● Written exercise
Give back the records below exactly, every one, with no pictures.

-*-*-

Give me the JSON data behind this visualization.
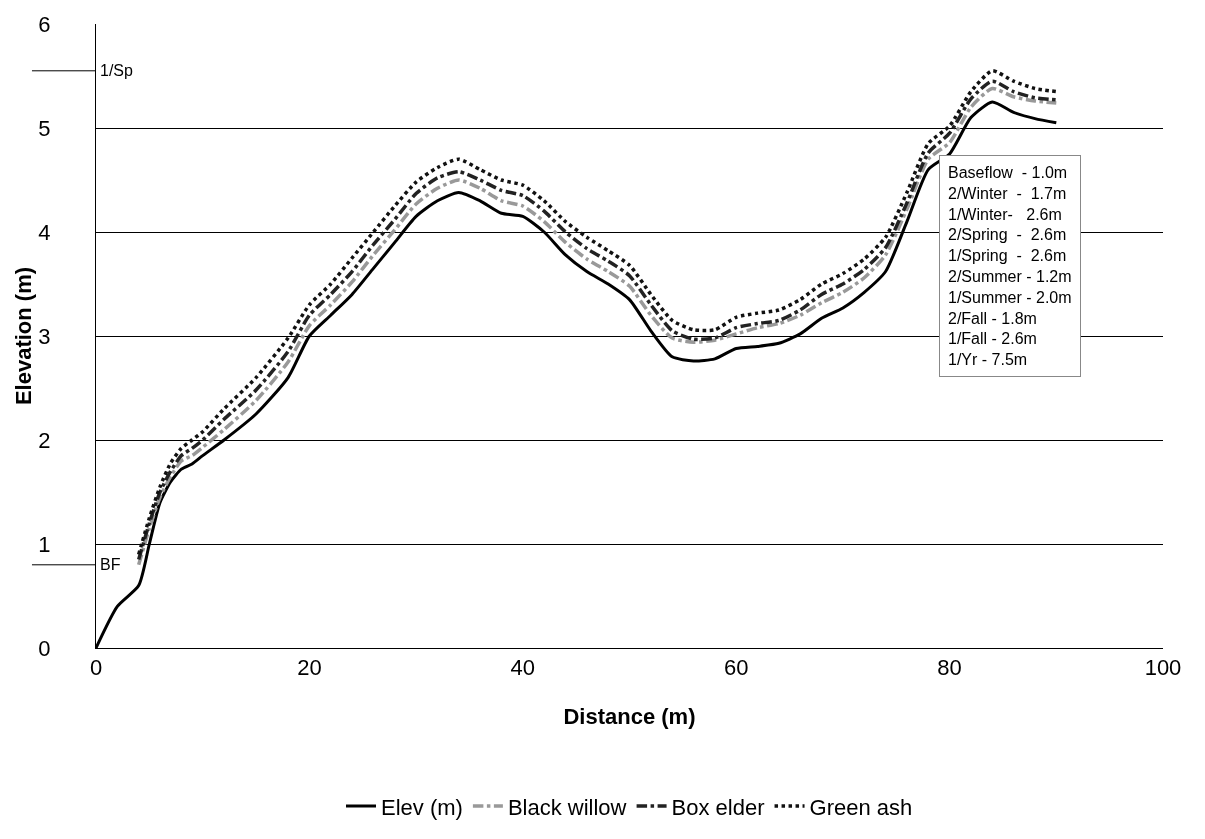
{
  "chart_data": {
    "type": "line",
    "xlabel": "Distance (m)",
    "ylabel": "Elevation (m)",
    "xlim": [
      0,
      100
    ],
    "xticks": [
      0,
      20,
      40,
      60,
      80,
      100
    ],
    "ylim": [
      0,
      6
    ],
    "yticks": [
      0,
      1,
      2,
      3,
      4,
      5,
      6
    ],
    "grid": "y",
    "legend": "bottom",
    "marker": "none",
    "series": [
      {
        "name": "Elev (m)",
        "color": "#000000",
        "line_style": "solid",
        "x": [
          0,
          2,
          4,
          5,
          6,
          7,
          8,
          9,
          10,
          12,
          15,
          18,
          20,
          22,
          24,
          26,
          28,
          30,
          32,
          34,
          36,
          38,
          40,
          42,
          44,
          46,
          48,
          50,
          52,
          54,
          56,
          58,
          60,
          62,
          64,
          66,
          68,
          70,
          72,
          74,
          76,
          78,
          80,
          82,
          84,
          86,
          88,
          90
        ],
        "values": [
          0,
          0.4,
          0.6,
          1.0,
          1.4,
          1.6,
          1.72,
          1.77,
          1.85,
          2.0,
          2.25,
          2.6,
          3.0,
          3.2,
          3.4,
          3.65,
          3.9,
          4.15,
          4.3,
          4.38,
          4.3,
          4.18,
          4.15,
          4.0,
          3.78,
          3.62,
          3.5,
          3.35,
          3.05,
          2.8,
          2.76,
          2.78,
          2.88,
          2.9,
          2.93,
          3.02,
          3.17,
          3.27,
          3.42,
          3.62,
          4.1,
          4.6,
          4.75,
          5.1,
          5.25,
          5.15,
          5.09,
          5.05
        ]
      },
      {
        "name": "Black willow",
        "color": "#999999",
        "line_style": "dashed",
        "x": [
          4,
          5,
          6,
          7,
          8,
          9,
          10,
          12,
          15,
          18,
          20,
          22,
          24,
          26,
          28,
          30,
          32,
          34,
          36,
          38,
          40,
          42,
          44,
          46,
          48,
          50,
          52,
          54,
          56,
          58,
          60,
          62,
          64,
          66,
          68,
          70,
          72,
          74,
          76,
          78,
          80,
          82,
          84,
          86,
          88,
          90
        ],
        "values": [
          0.8,
          1.15,
          1.45,
          1.65,
          1.8,
          1.85,
          1.93,
          2.1,
          2.38,
          2.75,
          3.1,
          3.3,
          3.52,
          3.78,
          4.02,
          4.27,
          4.42,
          4.5,
          4.42,
          4.3,
          4.25,
          4.1,
          3.9,
          3.74,
          3.62,
          3.48,
          3.2,
          2.98,
          2.94,
          2.96,
          3.02,
          3.08,
          3.12,
          3.2,
          3.32,
          3.42,
          3.56,
          3.78,
          4.22,
          4.7,
          4.86,
          5.2,
          5.38,
          5.3,
          5.26,
          5.24
        ]
      },
      {
        "name": "Box elder",
        "color": "#222222",
        "line_style": "dashed",
        "x": [
          4,
          5,
          6,
          7,
          8,
          9,
          10,
          12,
          15,
          18,
          20,
          22,
          24,
          26,
          28,
          30,
          32,
          34,
          36,
          38,
          40,
          42,
          44,
          46,
          48,
          50,
          52,
          54,
          56,
          58,
          60,
          62,
          64,
          66,
          68,
          70,
          72,
          74,
          76,
          78,
          80,
          82,
          84,
          86,
          88,
          90
        ],
        "values": [
          0.85,
          1.2,
          1.5,
          1.7,
          1.85,
          1.92,
          2.0,
          2.2,
          2.48,
          2.85,
          3.2,
          3.4,
          3.62,
          3.88,
          4.12,
          4.37,
          4.52,
          4.58,
          4.5,
          4.4,
          4.35,
          4.2,
          4.0,
          3.84,
          3.72,
          3.58,
          3.3,
          3.05,
          2.97,
          2.98,
          3.08,
          3.12,
          3.15,
          3.25,
          3.4,
          3.5,
          3.64,
          3.85,
          4.28,
          4.76,
          4.95,
          5.28,
          5.45,
          5.35,
          5.29,
          5.27
        ]
      },
      {
        "name": "Green ash",
        "color": "#111111",
        "line_style": "dotted",
        "x": [
          4,
          5,
          6,
          7,
          8,
          9,
          10,
          12,
          15,
          18,
          20,
          22,
          24,
          26,
          28,
          30,
          32,
          34,
          36,
          38,
          40,
          42,
          44,
          46,
          48,
          50,
          52,
          54,
          56,
          58,
          60,
          62,
          64,
          66,
          68,
          70,
          72,
          74,
          76,
          78,
          80,
          82,
          84,
          86,
          88,
          90
        ],
        "values": [
          0.9,
          1.25,
          1.55,
          1.78,
          1.92,
          2.0,
          2.08,
          2.3,
          2.6,
          2.98,
          3.3,
          3.5,
          3.75,
          4.0,
          4.25,
          4.48,
          4.62,
          4.7,
          4.6,
          4.5,
          4.45,
          4.3,
          4.1,
          3.95,
          3.82,
          3.68,
          3.4,
          3.15,
          3.06,
          3.06,
          3.18,
          3.22,
          3.25,
          3.35,
          3.5,
          3.6,
          3.74,
          3.95,
          4.38,
          4.85,
          5.02,
          5.35,
          5.55,
          5.45,
          5.38,
          5.35
        ]
      }
    ],
    "ref_lines": [
      {
        "axis": "y",
        "value": 5.55,
        "label": "1/Sp"
      },
      {
        "axis": "y",
        "value": 0.8,
        "label": "BF"
      }
    ],
    "annotations": [
      "Baseflow  - 1.0m",
      "2/Winter  -  1.7m",
      "1/Winter-   2.6m",
      "2/Spring  -  2.6m",
      "1/Spring  -  2.6m",
      "2/Summer - 1.2m",
      "1/Summer - 2.0m",
      "2/Fall - 1.8m",
      "1/Fall - 2.6m",
      "1/Yr - 7.5m"
    ]
  }
}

-*-*-

● Response to the task
Give me the JSON data behind this visualization.
{
  "chart_data": {
    "type": "line",
    "xlabel": "Distance (m)",
    "ylabel": "Elevation (m)",
    "xlim": [
      0,
      100
    ],
    "xticks": [
      0,
      20,
      40,
      60,
      80,
      100
    ],
    "ylim": [
      0,
      6
    ],
    "yticks": [
      0,
      1,
      2,
      3,
      4,
      5,
      6
    ],
    "grid": "y",
    "legend": "bottom",
    "marker": "none",
    "series": [
      {
        "name": "Elev (m)",
        "color": "#000000",
        "line_style": "solid",
        "x": [
          0,
          2,
          4,
          5,
          6,
          7,
          8,
          9,
          10,
          12,
          15,
          18,
          20,
          22,
          24,
          26,
          28,
          30,
          32,
          34,
          36,
          38,
          40,
          42,
          44,
          46,
          48,
          50,
          52,
          54,
          56,
          58,
          60,
          62,
          64,
          66,
          68,
          70,
          72,
          74,
          76,
          78,
          80,
          82,
          84,
          86,
          88,
          90
        ],
        "values": [
          0,
          0.4,
          0.6,
          1.0,
          1.4,
          1.6,
          1.72,
          1.77,
          1.85,
          2.0,
          2.25,
          2.6,
          3.0,
          3.2,
          3.4,
          3.65,
          3.9,
          4.15,
          4.3,
          4.38,
          4.3,
          4.18,
          4.15,
          4.0,
          3.78,
          3.62,
          3.5,
          3.35,
          3.05,
          2.8,
          2.76,
          2.78,
          2.88,
          2.9,
          2.93,
          3.02,
          3.17,
          3.27,
          3.42,
          3.62,
          4.1,
          4.6,
          4.75,
          5.1,
          5.25,
          5.15,
          5.09,
          5.05
        ]
      },
      {
        "name": "Black willow",
        "color": "#999999",
        "line_style": "dashed",
        "x": [
          4,
          5,
          6,
          7,
          8,
          9,
          10,
          12,
          15,
          18,
          20,
          22,
          24,
          26,
          28,
          30,
          32,
          34,
          36,
          38,
          40,
          42,
          44,
          46,
          48,
          50,
          52,
          54,
          56,
          58,
          60,
          62,
          64,
          66,
          68,
          70,
          72,
          74,
          76,
          78,
          80,
          82,
          84,
          86,
          88,
          90
        ],
        "values": [
          0.8,
          1.15,
          1.45,
          1.65,
          1.8,
          1.85,
          1.93,
          2.1,
          2.38,
          2.75,
          3.1,
          3.3,
          3.52,
          3.78,
          4.02,
          4.27,
          4.42,
          4.5,
          4.42,
          4.3,
          4.25,
          4.1,
          3.9,
          3.74,
          3.62,
          3.48,
          3.2,
          2.98,
          2.94,
          2.96,
          3.02,
          3.08,
          3.12,
          3.2,
          3.32,
          3.42,
          3.56,
          3.78,
          4.22,
          4.7,
          4.86,
          5.2,
          5.38,
          5.3,
          5.26,
          5.24
        ]
      },
      {
        "name": "Box elder",
        "color": "#222222",
        "line_style": "dashed",
        "x": [
          4,
          5,
          6,
          7,
          8,
          9,
          10,
          12,
          15,
          18,
          20,
          22,
          24,
          26,
          28,
          30,
          32,
          34,
          36,
          38,
          40,
          42,
          44,
          46,
          48,
          50,
          52,
          54,
          56,
          58,
          60,
          62,
          64,
          66,
          68,
          70,
          72,
          74,
          76,
          78,
          80,
          82,
          84,
          86,
          88,
          90
        ],
        "values": [
          0.85,
          1.2,
          1.5,
          1.7,
          1.85,
          1.92,
          2.0,
          2.2,
          2.48,
          2.85,
          3.2,
          3.4,
          3.62,
          3.88,
          4.12,
          4.37,
          4.52,
          4.58,
          4.5,
          4.4,
          4.35,
          4.2,
          4.0,
          3.84,
          3.72,
          3.58,
          3.3,
          3.05,
          2.97,
          2.98,
          3.08,
          3.12,
          3.15,
          3.25,
          3.4,
          3.5,
          3.64,
          3.85,
          4.28,
          4.76,
          4.95,
          5.28,
          5.45,
          5.35,
          5.29,
          5.27
        ]
      },
      {
        "name": "Green ash",
        "color": "#111111",
        "line_style": "dotted",
        "x": [
          4,
          5,
          6,
          7,
          8,
          9,
          10,
          12,
          15,
          18,
          20,
          22,
          24,
          26,
          28,
          30,
          32,
          34,
          36,
          38,
          40,
          42,
          44,
          46,
          48,
          50,
          52,
          54,
          56,
          58,
          60,
          62,
          64,
          66,
          68,
          70,
          72,
          74,
          76,
          78,
          80,
          82,
          84,
          86,
          88,
          90
        ],
        "values": [
          0.9,
          1.25,
          1.55,
          1.78,
          1.92,
          2.0,
          2.08,
          2.3,
          2.6,
          2.98,
          3.3,
          3.5,
          3.75,
          4.0,
          4.25,
          4.48,
          4.62,
          4.7,
          4.6,
          4.5,
          4.45,
          4.3,
          4.1,
          3.95,
          3.82,
          3.68,
          3.4,
          3.15,
          3.06,
          3.06,
          3.18,
          3.22,
          3.25,
          3.35,
          3.5,
          3.6,
          3.74,
          3.95,
          4.38,
          4.85,
          5.02,
          5.35,
          5.55,
          5.45,
          5.38,
          5.35
        ]
      }
    ],
    "ref_lines": [
      {
        "axis": "y",
        "value": 5.55,
        "label": "1/Sp"
      },
      {
        "axis": "y",
        "value": 0.8,
        "label": "BF"
      }
    ],
    "annotations": [
      "Baseflow  - 1.0m",
      "2/Winter  -  1.7m",
      "1/Winter-   2.6m",
      "2/Spring  -  2.6m",
      "1/Spring  -  2.6m",
      "2/Summer - 1.2m",
      "1/Summer - 2.0m",
      "2/Fall - 1.8m",
      "1/Fall - 2.6m",
      "1/Yr - 7.5m"
    ]
  }
}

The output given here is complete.